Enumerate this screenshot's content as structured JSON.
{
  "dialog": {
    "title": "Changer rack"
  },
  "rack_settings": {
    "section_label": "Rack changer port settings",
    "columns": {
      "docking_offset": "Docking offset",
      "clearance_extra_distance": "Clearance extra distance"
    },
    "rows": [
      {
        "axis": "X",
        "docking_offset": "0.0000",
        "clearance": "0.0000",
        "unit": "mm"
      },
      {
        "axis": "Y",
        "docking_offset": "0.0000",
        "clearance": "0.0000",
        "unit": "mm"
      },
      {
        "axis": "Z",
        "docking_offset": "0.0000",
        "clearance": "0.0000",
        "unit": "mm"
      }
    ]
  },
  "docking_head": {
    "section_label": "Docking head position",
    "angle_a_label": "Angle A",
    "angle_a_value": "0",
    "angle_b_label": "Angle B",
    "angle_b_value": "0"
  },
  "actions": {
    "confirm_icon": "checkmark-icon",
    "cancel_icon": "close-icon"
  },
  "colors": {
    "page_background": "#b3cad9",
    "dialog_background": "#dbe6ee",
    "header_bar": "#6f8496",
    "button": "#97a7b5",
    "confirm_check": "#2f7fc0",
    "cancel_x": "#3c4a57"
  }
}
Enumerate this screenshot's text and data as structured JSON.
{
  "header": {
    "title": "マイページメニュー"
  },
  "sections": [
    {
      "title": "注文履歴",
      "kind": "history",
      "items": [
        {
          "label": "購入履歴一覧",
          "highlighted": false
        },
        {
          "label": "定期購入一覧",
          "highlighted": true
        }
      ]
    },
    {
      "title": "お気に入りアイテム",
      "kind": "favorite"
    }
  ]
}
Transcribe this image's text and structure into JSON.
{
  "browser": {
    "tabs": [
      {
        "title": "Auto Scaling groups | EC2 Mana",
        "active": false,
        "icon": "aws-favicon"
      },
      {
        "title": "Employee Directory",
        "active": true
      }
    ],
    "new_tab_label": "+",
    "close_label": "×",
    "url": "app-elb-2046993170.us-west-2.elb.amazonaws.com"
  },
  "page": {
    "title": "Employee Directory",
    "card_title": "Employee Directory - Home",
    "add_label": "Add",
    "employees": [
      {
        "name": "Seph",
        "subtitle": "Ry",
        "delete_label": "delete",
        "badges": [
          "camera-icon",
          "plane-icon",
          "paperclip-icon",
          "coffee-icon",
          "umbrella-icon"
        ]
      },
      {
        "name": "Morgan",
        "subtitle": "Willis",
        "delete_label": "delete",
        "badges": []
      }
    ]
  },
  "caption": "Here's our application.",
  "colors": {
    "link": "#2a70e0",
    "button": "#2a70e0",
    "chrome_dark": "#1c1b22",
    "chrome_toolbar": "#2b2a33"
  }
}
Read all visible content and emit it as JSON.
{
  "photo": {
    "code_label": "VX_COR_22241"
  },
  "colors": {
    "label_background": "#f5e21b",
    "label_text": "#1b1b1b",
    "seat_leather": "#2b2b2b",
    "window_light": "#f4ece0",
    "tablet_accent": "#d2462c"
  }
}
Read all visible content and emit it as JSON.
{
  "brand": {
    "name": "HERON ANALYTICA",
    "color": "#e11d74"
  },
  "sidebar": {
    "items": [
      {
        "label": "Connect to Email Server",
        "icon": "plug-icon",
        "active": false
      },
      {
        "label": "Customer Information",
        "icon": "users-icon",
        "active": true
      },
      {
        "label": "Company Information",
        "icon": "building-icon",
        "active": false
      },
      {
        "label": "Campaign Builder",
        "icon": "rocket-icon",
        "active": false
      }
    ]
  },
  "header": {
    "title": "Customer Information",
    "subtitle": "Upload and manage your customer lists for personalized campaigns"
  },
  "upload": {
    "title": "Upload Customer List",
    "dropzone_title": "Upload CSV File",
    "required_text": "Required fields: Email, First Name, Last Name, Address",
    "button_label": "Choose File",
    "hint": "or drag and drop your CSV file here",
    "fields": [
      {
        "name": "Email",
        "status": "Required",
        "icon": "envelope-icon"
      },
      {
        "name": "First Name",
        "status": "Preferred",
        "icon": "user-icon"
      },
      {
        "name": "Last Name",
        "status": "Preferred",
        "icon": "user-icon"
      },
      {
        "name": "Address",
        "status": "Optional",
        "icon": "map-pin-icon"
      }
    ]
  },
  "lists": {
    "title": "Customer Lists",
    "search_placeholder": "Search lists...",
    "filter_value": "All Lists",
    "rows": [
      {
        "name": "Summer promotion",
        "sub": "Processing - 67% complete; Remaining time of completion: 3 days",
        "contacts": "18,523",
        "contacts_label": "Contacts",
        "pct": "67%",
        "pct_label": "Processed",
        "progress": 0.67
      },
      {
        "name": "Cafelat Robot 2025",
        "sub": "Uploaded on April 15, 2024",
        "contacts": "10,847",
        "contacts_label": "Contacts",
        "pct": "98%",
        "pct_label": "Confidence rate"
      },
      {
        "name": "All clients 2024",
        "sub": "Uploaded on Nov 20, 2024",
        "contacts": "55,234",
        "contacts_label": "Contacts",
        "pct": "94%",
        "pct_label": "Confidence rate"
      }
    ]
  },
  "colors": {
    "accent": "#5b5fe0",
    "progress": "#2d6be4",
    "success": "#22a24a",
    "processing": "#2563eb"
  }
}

Stated exercise: Exactly as shown, repeat every record.

Written solution:
Enumerate this screenshot's content as structured JSON.
{
  "dialog": {
    "title": "Changer rack"
  },
  "rack_settings": {
    "section_label": "Rack changer port settings",
    "columns": {
      "docking_offset": "Docking offset",
      "clearance_extra_distance": "Clearance extra distance"
    },
    "rows": [
      {
        "axis": "X",
        "docking_offset": "0.0000",
        "clearance": "0.0000",
        "unit": "mm"
      },
      {
        "axis": "Y",
        "docking_offset": "0.0000",
        "clearance": "0.0000",
        "unit": "mm"
      },
      {
        "axis": "Z",
        "docking_offset": "0.0000",
        "clearance": "0.0000",
        "unit": "mm"
      }
    ]
  },
  "docking_head": {
    "section_label": "Docking head position",
    "angle_a_label": "Angle A",
    "angle_a_value": "0",
    "angle_b_label": "Angle B",
    "angle_b_value": "0"
  },
  "actions": {
    "confirm_icon": "checkmark-icon",
    "cancel_icon": "close-icon"
  },
  "colors": {
    "page_background": "#b3cad9",
    "dialog_background": "#dbe6ee",
    "header_bar": "#6f8496",
    "button": "#97a7b5",
    "confirm_check": "#2f7fc0",
    "cancel_x": "#3c4a57"
  }
}
Enumerate this screenshot's text and data as structured JSON.
{
  "header": {
    "title": "マイページメニュー"
  },
  "sections": [
    {
      "title": "注文履歴",
      "kind": "history",
      "items": [
        {
          "label": "購入履歴一覧",
          "highlighted": false
        },
        {
          "label": "定期購入一覧",
          "highlighted": true
        }
      ]
    },
    {
      "title": "お気に入りアイテム",
      "kind": "favorite"
    }
  ]
}
Transcribe this image's text and structure into JSON.
{
  "browser": {
    "tabs": [
      {
        "title": "Auto Scaling groups | EC2 Mana",
        "active": false,
        "icon": "aws-favicon"
      },
      {
        "title": "Employee Directory",
        "active": true
      }
    ],
    "new_tab_label": "+",
    "close_label": "×",
    "url": "app-elb-2046993170.us-west-2.elb.amazonaws.com"
  },
  "page": {
    "title": "Employee Directory",
    "card_title": "Employee Directory - Home",
    "add_label": "Add",
    "employees": [
      {
        "name": "Seph",
        "subtitle": "Ry",
        "delete_label": "delete",
        "badges": [
          "camera-icon",
          "plane-icon",
          "paperclip-icon",
          "coffee-icon",
          "umbrella-icon"
        ]
      },
      {
        "name": "Morgan",
        "subtitle": "Willis",
        "delete_label": "delete",
        "badges": []
      }
    ]
  },
  "caption": "Here's our application.",
  "colors": {
    "link": "#2a70e0",
    "button": "#2a70e0",
    "chrome_dark": "#1c1b22",
    "chrome_toolbar": "#2b2a33"
  }
}
Read all visible content and emit it as JSON.
{
  "photo": {
    "code_label": "VX_COR_22241"
  },
  "colors": {
    "label_background": "#f5e21b",
    "label_text": "#1b1b1b",
    "seat_leather": "#2b2b2b",
    "window_light": "#f4ece0",
    "tablet_accent": "#d2462c"
  }
}
Read all visible content and emit it as JSON.
{
  "brand": {
    "name": "HERON ANALYTICA",
    "color": "#e11d74"
  },
  "sidebar": {
    "items": [
      {
        "label": "Connect to Email Server",
        "icon": "plug-icon",
        "active": false
      },
      {
        "label": "Customer Information",
        "icon": "users-icon",
        "active": true
      },
      {
        "label": "Company Information",
        "icon": "building-icon",
        "active": false
      },
      {
        "label": "Campaign Builder",
        "icon": "rocket-icon",
        "active": false
      }
    ]
  },
  "header": {
    "title": "Customer Information",
    "subtitle": "Upload and manage your customer lists for personalized campaigns"
  },
  "upload": {
    "title": "Upload Customer List",
    "dropzone_title": "Upload CSV File",
    "required_text": "Required fields: Email, First Name, Last Name, Address",
    "button_label": "Choose File",
    "hint": "or drag and drop your CSV file here",
    "fields": [
      {
        "name": "Email",
        "status": "Required",
        "icon": "envelope-icon"
      },
      {
        "name": "First Name",
        "status": "Preferred",
        "icon": "user-icon"
      },
      {
        "name": "Last Name",
        "status": "Preferred",
        "icon": "user-icon"
      },
      {
        "name": "Address",
        "status": "Optional",
        "icon": "map-pin-icon"
      }
    ]
  },
  "lists": {
    "title": "Customer Lists",
    "search_placeholder": "Search lists...",
    "filter_value": "All Lists",
    "rows": [
      {
        "name": "Summer promotion",
        "sub": "Processing - 67% complete; Remaining time of completion: 3 days",
        "contacts": "18,523",
        "contacts_label": "Contacts",
        "pct": "67%",
        "pct_label": "Processed",
        "progress": 0.67
      },
      {
        "name": "Cafelat Robot 2025",
        "sub": "Uploaded on April 15, 2024",
        "contacts": "10,847",
        "contacts_label": "Contacts",
        "pct": "98%",
        "pct_label": "Confidence rate"
      },
      {
        "name": "All clients 2024",
        "sub": "Uploaded on Nov 20, 2024",
        "contacts": "55,234",
        "contacts_label": "Contacts",
        "pct": "94%",
        "pct_label": "Confidence rate"
      }
    ]
  },
  "colors": {
    "accent": "#5b5fe0",
    "progress": "#2d6be4",
    "success": "#22a24a",
    "processing": "#2563eb"
  }
}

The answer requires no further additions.